● **Data to process**
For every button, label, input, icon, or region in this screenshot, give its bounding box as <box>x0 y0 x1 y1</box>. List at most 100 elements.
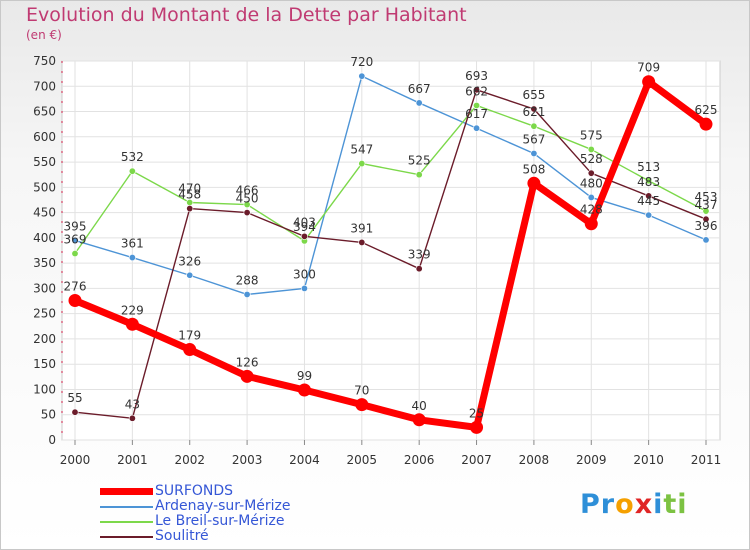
legend-label: SURFONDS <box>155 483 234 499</box>
data-point <box>473 124 481 132</box>
data-point <box>415 171 423 179</box>
x-tick-label: 2010 <box>633 453 664 467</box>
data-point <box>128 167 136 175</box>
data-point <box>415 265 423 273</box>
x-tick-label: 2005 <box>347 453 378 467</box>
data-label: 99 <box>297 369 312 383</box>
data-label: 403 <box>293 215 316 229</box>
data-label: 70 <box>354 384 369 398</box>
data-point <box>68 294 82 308</box>
data-label: 339 <box>408 248 431 262</box>
data-label: 361 <box>121 237 144 251</box>
data-point <box>300 284 308 292</box>
y-tick-label: 650 <box>33 105 56 119</box>
legend: SURFONDS Ardenay-sur-Mérize Le Breil-sur-M… <box>100 483 340 544</box>
x-tick-label: 2008 <box>519 453 550 467</box>
data-label: 395 <box>64 219 87 233</box>
data-label: 617 <box>465 107 488 121</box>
y-tick-label: 500 <box>33 180 56 194</box>
data-label: 480 <box>580 176 603 190</box>
data-point <box>584 217 598 231</box>
data-point <box>645 177 653 185</box>
plot-area <box>61 60 721 441</box>
legend-item: Le Breil-sur-Mérize <box>100 513 340 529</box>
data-point <box>587 169 595 177</box>
data-point <box>358 238 366 246</box>
data-label: 483 <box>637 175 660 189</box>
legend-label: Soulitré <box>155 528 209 544</box>
y-tick-label: 400 <box>33 231 56 245</box>
data-label: 43 <box>125 397 140 411</box>
data-label: 25 <box>469 406 484 420</box>
y-tick-label: 100 <box>33 382 56 396</box>
data-label: 513 <box>637 160 660 174</box>
data-point <box>530 122 538 130</box>
y-tick-label: 550 <box>33 155 56 169</box>
chart-title: Evolution du Montant de la Dette par Hab… <box>26 4 467 26</box>
data-point <box>243 290 251 298</box>
data-label: 525 <box>408 154 431 168</box>
data-point <box>473 86 481 94</box>
y-tick-label: 600 <box>33 130 56 144</box>
data-point <box>243 209 251 217</box>
data-label: 428 <box>580 203 603 217</box>
y-tick-label: 200 <box>33 332 56 346</box>
legend-swatch <box>100 488 153 495</box>
data-point <box>186 271 194 279</box>
data-label: 326 <box>178 254 201 268</box>
data-point <box>412 413 426 427</box>
x-tick-label: 2003 <box>232 453 263 467</box>
data-label: 655 <box>522 88 545 102</box>
data-label: 391 <box>350 221 373 235</box>
y-tick-label: 0 <box>48 433 56 447</box>
data-point <box>530 149 538 157</box>
legend-label: Le Breil-sur-Mérize <box>155 513 285 529</box>
data-label: 179 <box>178 329 201 343</box>
y-tick-label: 300 <box>33 281 56 295</box>
data-point <box>358 72 366 80</box>
data-point <box>186 205 194 213</box>
data-label: 470 <box>178 181 201 195</box>
x-tick-label: 2001 <box>117 453 148 467</box>
logo-letter: r <box>600 489 616 520</box>
data-label: 437 <box>695 198 718 212</box>
x-tick-label: 2004 <box>289 453 320 467</box>
y-tick-label: 350 <box>33 256 56 270</box>
legend-item: Soulitré <box>100 528 340 544</box>
data-point <box>128 414 136 422</box>
data-point <box>125 317 139 331</box>
x-tick-label: 2007 <box>461 453 492 467</box>
logo-letter: i <box>653 489 664 520</box>
logo-letter: t <box>663 489 678 520</box>
data-label: 625 <box>695 103 718 117</box>
data-point <box>240 369 254 383</box>
data-point <box>702 207 710 215</box>
data-label: 40 <box>412 399 427 413</box>
data-point <box>358 160 366 168</box>
series-line-0 <box>71 78 710 431</box>
data-point <box>297 383 311 397</box>
data-label: 532 <box>121 150 144 164</box>
data-label: 709 <box>637 61 660 75</box>
data-label: 445 <box>637 194 660 208</box>
y-tick-label: 750 <box>33 54 56 68</box>
data-label: 55 <box>67 391 82 405</box>
logo-letter: P <box>580 489 601 520</box>
y-tick-label: 150 <box>33 357 56 371</box>
data-point <box>645 192 653 200</box>
data-label: 662 <box>465 84 488 98</box>
data-label: 450 <box>236 192 259 206</box>
data-point <box>473 101 481 109</box>
legend-item: SURFONDS <box>100 483 340 499</box>
legend-swatch <box>100 521 153 523</box>
data-label: 369 <box>64 233 87 247</box>
data-label: 229 <box>121 303 144 317</box>
data-point <box>702 236 710 244</box>
data-point <box>300 232 308 240</box>
data-point <box>699 117 713 131</box>
data-point <box>415 99 423 107</box>
legend-swatch <box>100 536 153 538</box>
data-point <box>470 420 484 434</box>
legend-item: Ardenay-sur-Mérize <box>100 498 340 514</box>
logo-letter: x <box>634 489 654 520</box>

● **The exercise**
Please rewrite the entries above as a numbered list, one line per item, with blank lines and pictures left out.

● **Task answer**
1. For every button, label, input, icon, or region in this screenshot, give its bounding box as <box>x0 y0 x1 y1</box>. List at most 100 elements.
2. legend-label: SURFONDS <box>155 483 234 499</box>
3. data-point <box>473 124 481 132</box>
4. data-point <box>415 171 423 179</box>
5. x-tick-label: 2010 <box>633 453 664 467</box>
6. data-point <box>128 167 136 175</box>
7. data-point <box>415 265 423 273</box>
8. x-tick-label: 2005 <box>347 453 378 467</box>
9. data-label: 99 <box>297 369 312 383</box>
10. data-label: 403 <box>293 215 316 229</box>
11. data-label: 70 <box>354 384 369 398</box>
12. data-point <box>68 294 82 308</box>
13. data-label: 339 <box>408 248 431 262</box>
14. data-label: 361 <box>121 237 144 251</box>
15. data-point <box>300 284 308 292</box>
16. y-tick-label: 650 <box>33 105 56 119</box>
17. legend: SURFONDS Ardenay-sur-Mérize Le Breil-sur-M… <box>100 483 340 544</box>
18. x-tick-label: 2008 <box>519 453 550 467</box>
19. data-label: 395 <box>64 219 87 233</box>
20. data-label: 617 <box>465 107 488 121</box>
21. y-tick-label: 500 <box>33 180 56 194</box>
22. data-label: 480 <box>580 176 603 190</box>
23. data-point <box>584 217 598 231</box>
24. data-point <box>645 177 653 185</box>
25. plot-area <box>61 60 721 441</box>
26. legend-item: Le Breil-sur-Mérize <box>100 513 340 529</box>
27. data-point <box>587 169 595 177</box>
28. data-point <box>358 238 366 246</box>
29. data-label: 483 <box>637 175 660 189</box>
30. legend-label: Soulitré <box>155 528 209 544</box>
31. y-tick-label: 400 <box>33 231 56 245</box>
32. data-label: 43 <box>125 397 140 411</box>
33. data-label: 25 <box>469 406 484 420</box>
34. y-tick-label: 100 <box>33 382 56 396</box>
35. data-label: 513 <box>637 160 660 174</box>
36. data-point <box>530 122 538 130</box>
37. y-tick-label: 550 <box>33 155 56 169</box>
38. chart-title: Evolution du Montant de la Dette par Hab… <box>26 4 467 26</box>
39. data-point <box>243 290 251 298</box>
40. data-label: 525 <box>408 154 431 168</box>
41. data-point <box>473 86 481 94</box>
42. y-tick-label: 600 <box>33 130 56 144</box>
43. data-point <box>243 209 251 217</box>
44. data-label: 428 <box>580 203 603 217</box>
45. y-tick-label: 200 <box>33 332 56 346</box>
46. legend-swatch <box>100 488 153 495</box>
47. data-point <box>186 271 194 279</box>
48. data-label: 326 <box>178 254 201 268</box>
49. data-point <box>412 413 426 427</box>
50. x-tick-label: 2003 <box>232 453 263 467</box>
51. data-label: 655 <box>522 88 545 102</box>
52. data-label: 391 <box>350 221 373 235</box>
53. y-tick-label: 0 <box>48 433 56 447</box>
54. data-point <box>530 149 538 157</box>
55. legend-label: Le Breil-sur-Mérize <box>155 513 285 529</box>
56. data-label: 179 <box>178 329 201 343</box>
57. y-tick-label: 300 <box>33 281 56 295</box>
58. data-point <box>358 72 366 80</box>
59. data-point <box>186 205 194 213</box>
60. data-label: 470 <box>178 181 201 195</box>
61. x-tick-label: 2001 <box>117 453 148 467</box>
62. logo-letter: r <box>600 489 616 520</box>
63. data-label: 437 <box>695 198 718 212</box>
64. x-tick-label: 2004 <box>289 453 320 467</box>
65. y-tick-label: 350 <box>33 256 56 270</box>
66. legend-item: Soulitré <box>100 528 340 544</box>
67. data-point <box>128 414 136 422</box>
68. data-point <box>125 317 139 331</box>
69. x-tick-label: 2007 <box>461 453 492 467</box>
70. logo-letter: i <box>653 489 664 520</box>
71. logo-letter: t <box>663 489 678 520</box>
72. data-label: 625 <box>695 103 718 117</box>
73. data-point <box>240 369 254 383</box>
74. data-point <box>702 207 710 215</box>
75. data-label: 40 <box>412 399 427 413</box>
76. data-point <box>358 160 366 168</box>
77. series-line-0 <box>71 78 710 431</box>
78. data-point <box>297 383 311 397</box>
79. data-label: 532 <box>121 150 144 164</box>
80. data-label: 709 <box>637 61 660 75</box>
81. data-label: 445 <box>637 194 660 208</box>
82. y-tick-label: 750 <box>33 54 56 68</box>
83. data-label: 55 <box>67 391 82 405</box>
84. logo-letter: P <box>580 489 601 520</box>
85. y-tick-label: 150 <box>33 357 56 371</box>
86. data-point <box>645 192 653 200</box>
87. data-label: 662 <box>465 84 488 98</box>
88. data-label: 450 <box>236 192 259 206</box>
89. data-point <box>473 101 481 109</box>
90. legend-item: SURFONDS <box>100 483 340 499</box>
91. legend-swatch <box>100 521 153 523</box>
92. data-label: 369 <box>64 233 87 247</box>
93. data-label: 229 <box>121 303 144 317</box>
94. data-point <box>702 236 710 244</box>
95. data-point <box>300 232 308 240</box>
96. data-point <box>699 117 713 131</box>
97. data-point <box>415 99 423 107</box>
98. legend-swatch <box>100 536 153 538</box>
99. data-point <box>470 420 484 434</box>
100. legend-item: Ardenay-sur-Mérize <box>100 498 340 514</box>
101. logo-letter: x <box>634 489 654 520</box>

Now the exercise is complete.